Given task
Every entry here needs to be repeated exactly.

** start Data excerpts **

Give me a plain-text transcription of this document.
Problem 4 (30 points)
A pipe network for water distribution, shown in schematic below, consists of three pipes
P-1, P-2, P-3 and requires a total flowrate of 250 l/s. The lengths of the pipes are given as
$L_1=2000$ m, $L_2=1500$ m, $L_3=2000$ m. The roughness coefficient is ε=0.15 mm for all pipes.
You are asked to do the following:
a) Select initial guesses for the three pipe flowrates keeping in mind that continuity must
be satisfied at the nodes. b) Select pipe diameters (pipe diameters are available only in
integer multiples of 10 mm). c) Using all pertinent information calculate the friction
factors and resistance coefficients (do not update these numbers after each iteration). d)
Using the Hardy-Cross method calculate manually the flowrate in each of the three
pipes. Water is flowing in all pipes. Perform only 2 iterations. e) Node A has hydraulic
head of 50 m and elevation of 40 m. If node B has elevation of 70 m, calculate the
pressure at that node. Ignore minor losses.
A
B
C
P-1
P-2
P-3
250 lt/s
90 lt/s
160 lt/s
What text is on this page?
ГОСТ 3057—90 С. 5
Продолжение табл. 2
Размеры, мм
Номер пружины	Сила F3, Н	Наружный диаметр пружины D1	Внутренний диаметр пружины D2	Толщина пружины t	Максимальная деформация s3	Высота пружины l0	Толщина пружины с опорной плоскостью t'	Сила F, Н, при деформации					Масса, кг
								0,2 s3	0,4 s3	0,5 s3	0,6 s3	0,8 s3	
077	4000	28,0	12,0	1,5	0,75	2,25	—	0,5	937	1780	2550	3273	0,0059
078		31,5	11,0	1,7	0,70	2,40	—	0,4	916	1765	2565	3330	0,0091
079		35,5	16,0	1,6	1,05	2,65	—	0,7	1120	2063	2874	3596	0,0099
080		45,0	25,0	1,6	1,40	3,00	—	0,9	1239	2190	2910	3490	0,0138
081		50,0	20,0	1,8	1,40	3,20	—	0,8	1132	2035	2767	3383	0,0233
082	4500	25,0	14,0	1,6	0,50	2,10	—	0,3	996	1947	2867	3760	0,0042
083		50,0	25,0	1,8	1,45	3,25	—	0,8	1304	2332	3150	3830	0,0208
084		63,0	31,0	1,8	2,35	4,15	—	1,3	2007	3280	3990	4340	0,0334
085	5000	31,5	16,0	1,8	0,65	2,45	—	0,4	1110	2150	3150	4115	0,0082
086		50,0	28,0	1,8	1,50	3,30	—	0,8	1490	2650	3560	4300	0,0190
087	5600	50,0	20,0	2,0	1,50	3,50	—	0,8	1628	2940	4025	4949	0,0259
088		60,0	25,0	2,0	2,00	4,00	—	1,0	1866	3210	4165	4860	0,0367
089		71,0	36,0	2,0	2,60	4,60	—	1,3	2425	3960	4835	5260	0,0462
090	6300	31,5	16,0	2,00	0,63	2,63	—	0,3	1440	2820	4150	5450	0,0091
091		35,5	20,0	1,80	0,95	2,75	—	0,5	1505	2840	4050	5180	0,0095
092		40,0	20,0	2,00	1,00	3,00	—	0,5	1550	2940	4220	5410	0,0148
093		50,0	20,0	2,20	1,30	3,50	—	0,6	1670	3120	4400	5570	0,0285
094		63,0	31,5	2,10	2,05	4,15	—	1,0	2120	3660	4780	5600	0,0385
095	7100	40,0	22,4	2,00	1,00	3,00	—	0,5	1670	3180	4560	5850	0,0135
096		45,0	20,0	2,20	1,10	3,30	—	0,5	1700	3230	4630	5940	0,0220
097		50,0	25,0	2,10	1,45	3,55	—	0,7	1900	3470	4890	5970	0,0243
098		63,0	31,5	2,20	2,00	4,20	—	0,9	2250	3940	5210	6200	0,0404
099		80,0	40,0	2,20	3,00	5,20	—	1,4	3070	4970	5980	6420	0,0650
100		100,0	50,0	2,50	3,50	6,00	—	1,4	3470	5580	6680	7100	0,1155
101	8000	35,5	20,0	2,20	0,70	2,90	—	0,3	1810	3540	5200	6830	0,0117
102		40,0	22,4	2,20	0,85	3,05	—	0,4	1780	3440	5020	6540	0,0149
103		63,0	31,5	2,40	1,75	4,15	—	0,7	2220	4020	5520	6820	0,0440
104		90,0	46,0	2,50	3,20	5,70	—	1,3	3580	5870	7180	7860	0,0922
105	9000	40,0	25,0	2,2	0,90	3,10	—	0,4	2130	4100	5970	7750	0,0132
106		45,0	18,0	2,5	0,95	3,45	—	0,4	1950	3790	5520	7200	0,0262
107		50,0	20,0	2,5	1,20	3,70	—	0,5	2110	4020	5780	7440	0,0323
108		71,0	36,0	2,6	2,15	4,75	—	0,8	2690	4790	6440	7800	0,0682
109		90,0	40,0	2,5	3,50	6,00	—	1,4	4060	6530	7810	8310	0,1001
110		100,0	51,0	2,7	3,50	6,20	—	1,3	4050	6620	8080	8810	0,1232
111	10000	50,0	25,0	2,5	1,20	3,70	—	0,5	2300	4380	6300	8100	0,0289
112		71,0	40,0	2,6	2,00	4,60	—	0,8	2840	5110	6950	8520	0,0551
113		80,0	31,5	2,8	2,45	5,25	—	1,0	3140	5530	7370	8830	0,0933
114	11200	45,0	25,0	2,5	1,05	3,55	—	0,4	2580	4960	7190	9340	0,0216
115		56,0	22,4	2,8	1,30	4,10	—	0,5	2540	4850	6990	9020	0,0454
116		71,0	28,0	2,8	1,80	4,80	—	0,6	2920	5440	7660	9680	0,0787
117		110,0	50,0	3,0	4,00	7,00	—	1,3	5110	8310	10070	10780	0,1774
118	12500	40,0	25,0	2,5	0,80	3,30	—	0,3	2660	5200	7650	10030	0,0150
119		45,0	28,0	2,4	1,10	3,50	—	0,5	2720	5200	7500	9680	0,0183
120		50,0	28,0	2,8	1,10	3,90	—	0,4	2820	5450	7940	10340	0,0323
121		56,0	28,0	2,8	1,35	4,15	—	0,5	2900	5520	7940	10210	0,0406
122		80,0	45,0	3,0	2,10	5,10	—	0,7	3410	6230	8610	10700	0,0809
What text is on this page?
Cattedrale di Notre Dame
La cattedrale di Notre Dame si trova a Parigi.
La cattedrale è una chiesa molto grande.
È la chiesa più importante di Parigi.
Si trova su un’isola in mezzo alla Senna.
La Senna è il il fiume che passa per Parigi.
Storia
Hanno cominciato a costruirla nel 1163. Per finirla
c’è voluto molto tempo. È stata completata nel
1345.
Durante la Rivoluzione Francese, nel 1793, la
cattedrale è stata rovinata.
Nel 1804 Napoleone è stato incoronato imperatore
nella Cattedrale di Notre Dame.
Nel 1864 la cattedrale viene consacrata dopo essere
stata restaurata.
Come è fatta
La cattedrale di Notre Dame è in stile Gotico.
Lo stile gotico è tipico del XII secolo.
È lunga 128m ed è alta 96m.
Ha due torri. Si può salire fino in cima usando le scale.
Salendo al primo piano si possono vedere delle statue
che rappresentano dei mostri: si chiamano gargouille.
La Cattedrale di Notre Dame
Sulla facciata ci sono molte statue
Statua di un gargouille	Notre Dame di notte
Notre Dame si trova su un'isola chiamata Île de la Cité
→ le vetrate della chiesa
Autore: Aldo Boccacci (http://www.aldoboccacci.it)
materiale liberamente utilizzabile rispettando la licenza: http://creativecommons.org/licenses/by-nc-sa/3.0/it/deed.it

** end Data excerpts **

The output
Give me a plain-text transcription of this document.
Problem 4 (30 points)
A pipe network for water distribution, shown in schematic below, consists of three pipes
P-1, P-2, P-3 and requires a total flowrate of 250 l/s. The lengths of the pipes are given as
$L_1=2000$ m, $L_2=1500$ m, $L_3=2000$ m. The roughness coefficient is ε=0.15 mm for all pipes.
You are asked to do the following:
a) Select initial guesses for the three pipe flowrates keeping in mind that continuity must
be satisfied at the nodes. b) Select pipe diameters (pipe diameters are available only in
integer multiples of 10 mm). c) Using all pertinent information calculate the friction
factors and resistance coefficients (do not update these numbers after each iteration). d)
Using the Hardy-Cross method calculate manually the flowrate in each of the three
pipes. Water is flowing in all pipes. Perform only 2 iterations. e) Node A has hydraulic
head of 50 m and elevation of 40 m. If node B has elevation of 70 m, calculate the
pressure at that node. Ignore minor losses.
A
B
C
P-1
P-2
P-3
250 lt/s
90 lt/s
160 lt/s
What text is on this page?
ГОСТ 3057—90 С. 5
Продолжение табл. 2
Размеры, мм
Номер пружины	Сила F3, Н	Наружный диаметр пружины D1	Внутренний диаметр пружины D2	Толщина пружины t	Максимальная деформация s3	Высота пружины l0	Толщина пружины с опорной плоскостью t'	Сила F, Н, при деформации					Масса, кг
								0,2 s3	0,4 s3	0,5 s3	0,6 s3	0,8 s3	
077	4000	28,0	12,0	1,5	0,75	2,25	—	0,5	937	1780	2550	3273	0,0059
078		31,5	11,0	1,7	0,70	2,40	—	0,4	916	1765	2565	3330	0,0091
079		35,5	16,0	1,6	1,05	2,65	—	0,7	1120	2063	2874	3596	0,0099
080		45,0	25,0	1,6	1,40	3,00	—	0,9	1239	2190	2910	3490	0,0138
081		50,0	20,0	1,8	1,40	3,20	—	0,8	1132	2035	2767	3383	0,0233
082	4500	25,0	14,0	1,6	0,50	2,10	—	0,3	996	1947	2867	3760	0,0042
083		50,0	25,0	1,8	1,45	3,25	—	0,8	1304	2332	3150	3830	0,0208
084		63,0	31,0	1,8	2,35	4,15	—	1,3	2007	3280	3990	4340	0,0334
085	5000	31,5	16,0	1,8	0,65	2,45	—	0,4	1110	2150	3150	4115	0,0082
086		50,0	28,0	1,8	1,50	3,30	—	0,8	1490	2650	3560	4300	0,0190
087	5600	50,0	20,0	2,0	1,50	3,50	—	0,8	1628	2940	4025	4949	0,0259
088		60,0	25,0	2,0	2,00	4,00	—	1,0	1866	3210	4165	4860	0,0367
089		71,0	36,0	2,0	2,60	4,60	—	1,3	2425	3960	4835	5260	0,0462
090	6300	31,5	16,0	2,00	0,63	2,63	—	0,3	1440	2820	4150	5450	0,0091
091		35,5	20,0	1,80	0,95	2,75	—	0,5	1505	2840	4050	5180	0,0095
092		40,0	20,0	2,00	1,00	3,00	—	0,5	1550	2940	4220	5410	0,0148
093		50,0	20,0	2,20	1,30	3,50	—	0,6	1670	3120	4400	5570	0,0285
094		63,0	31,5	2,10	2,05	4,15	—	1,0	2120	3660	4780	5600	0,0385
095	7100	40,0	22,4	2,00	1,00	3,00	—	0,5	1670	3180	4560	5850	0,0135
096		45,0	20,0	2,20	1,10	3,30	—	0,5	1700	3230	4630	5940	0,0220
097		50,0	25,0	2,10	1,45	3,55	—	0,7	1900	3470	4890	5970	0,0243
098		63,0	31,5	2,20	2,00	4,20	—	0,9	2250	3940	5210	6200	0,0404
099		80,0	40,0	2,20	3,00	5,20	—	1,4	3070	4970	5980	6420	0,0650
100		100,0	50,0	2,50	3,50	6,00	—	1,4	3470	5580	6680	7100	0,1155
101	8000	35,5	20,0	2,20	0,70	2,90	—	0,3	1810	3540	5200	6830	0,0117
102		40,0	22,4	2,20	0,85	3,05	—	0,4	1780	3440	5020	6540	0,0149
103		63,0	31,5	2,40	1,75	4,15	—	0,7	2220	4020	5520	6820	0,0440
104		90,0	46,0	2,50	3,20	5,70	—	1,3	3580	5870	7180	7860	0,0922
105	9000	40,0	25,0	2,2	0,90	3,10	—	0,4	2130	4100	5970	7750	0,0132
106		45,0	18,0	2,5	0,95	3,45	—	0,4	1950	3790	5520	7200	0,0262
107		50,0	20,0	2,5	1,20	3,70	—	0,5	2110	4020	5780	7440	0,0323
108		71,0	36,0	2,6	2,15	4,75	—	0,8	2690	4790	6440	7800	0,0682
109		90,0	40,0	2,5	3,50	6,00	—	1,4	4060	6530	7810	8310	0,1001
110		100,0	51,0	2,7	3,50	6,20	—	1,3	4050	6620	8080	8810	0,1232
111	10000	50,0	25,0	2,5	1,20	3,70	—	0,5	2300	4380	6300	8100	0,0289
112		71,0	40,0	2,6	2,00	4,60	—	0,8	2840	5110	6950	8520	0,0551
113		80,0	31,5	2,8	2,45	5,25	—	1,0	3140	5530	7370	8830	0,0933
114	11200	45,0	25,0	2,5	1,05	3,55	—	0,4	2580	4960	7190	9340	0,0216
115		56,0	22,4	2,8	1,30	4,10	—	0,5	2540	4850	6990	9020	0,0454
116		71,0	28,0	2,8	1,80	4,80	—	0,6	2920	5440	7660	9680	0,0787
117		110,0	50,0	3,0	4,00	7,00	—	1,3	5110	8310	10070	10780	0,1774
118	12500	40,0	25,0	2,5	0,80	3,30	—	0,3	2660	5200	7650	10030	0,0150
119		45,0	28,0	2,4	1,10	3,50	—	0,5	2720	5200	7500	9680	0,0183
120		50,0	28,0	2,8	1,10	3,90	—	0,4	2820	5450	7940	10340	0,0323
121		56,0	28,0	2,8	1,35	4,15	—	0,5	2900	5520	7940	10210	0,0406
122		80,0	45,0	3,0	2,10	5,10	—	0,7	3410	6230	8610	10700	0,0809
What text is on this page?
Cattedrale di Notre Dame
La cattedrale di Notre Dame si trova a Parigi.
La cattedrale è una chiesa molto grande.
È la chiesa più importante di Parigi.
Si trova su un’isola in mezzo alla Senna.
La Senna è il il fiume che passa per Parigi.
Storia
Hanno cominciato a costruirla nel 1163. Per finirla
c’è voluto molto tempo. È stata completata nel
1345.
Durante la Rivoluzione Francese, nel 1793, la
cattedrale è stata rovinata.
Nel 1804 Napoleone è stato incoronato imperatore
nella Cattedrale di Notre Dame.
Nel 1864 la cattedrale viene consacrata dopo essere
stata restaurata.
Come è fatta
La cattedrale di Notre Dame è in stile Gotico.
Lo stile gotico è tipico del XII secolo.
È lunga 128m ed è alta 96m.
Ha due torri. Si può salire fino in cima usando le scale.
Salendo al primo piano si possono vedere delle statue
che rappresentano dei mostri: si chiamano gargouille.
La Cattedrale di Notre Dame
Sulla facciata ci sono molte statue
Statua di un gargouille	Notre Dame di notte
Notre Dame si trova su un'isola chiamata Île de la Cité
→ le vetrate della chiesa
Autore: Aldo Boccacci (http://www.aldoboccacci.it)
materiale liberamente utilizzabile rispettando la licenza: http://creativecommons.org/licenses/by-nc-sa/3.0/it/deed.it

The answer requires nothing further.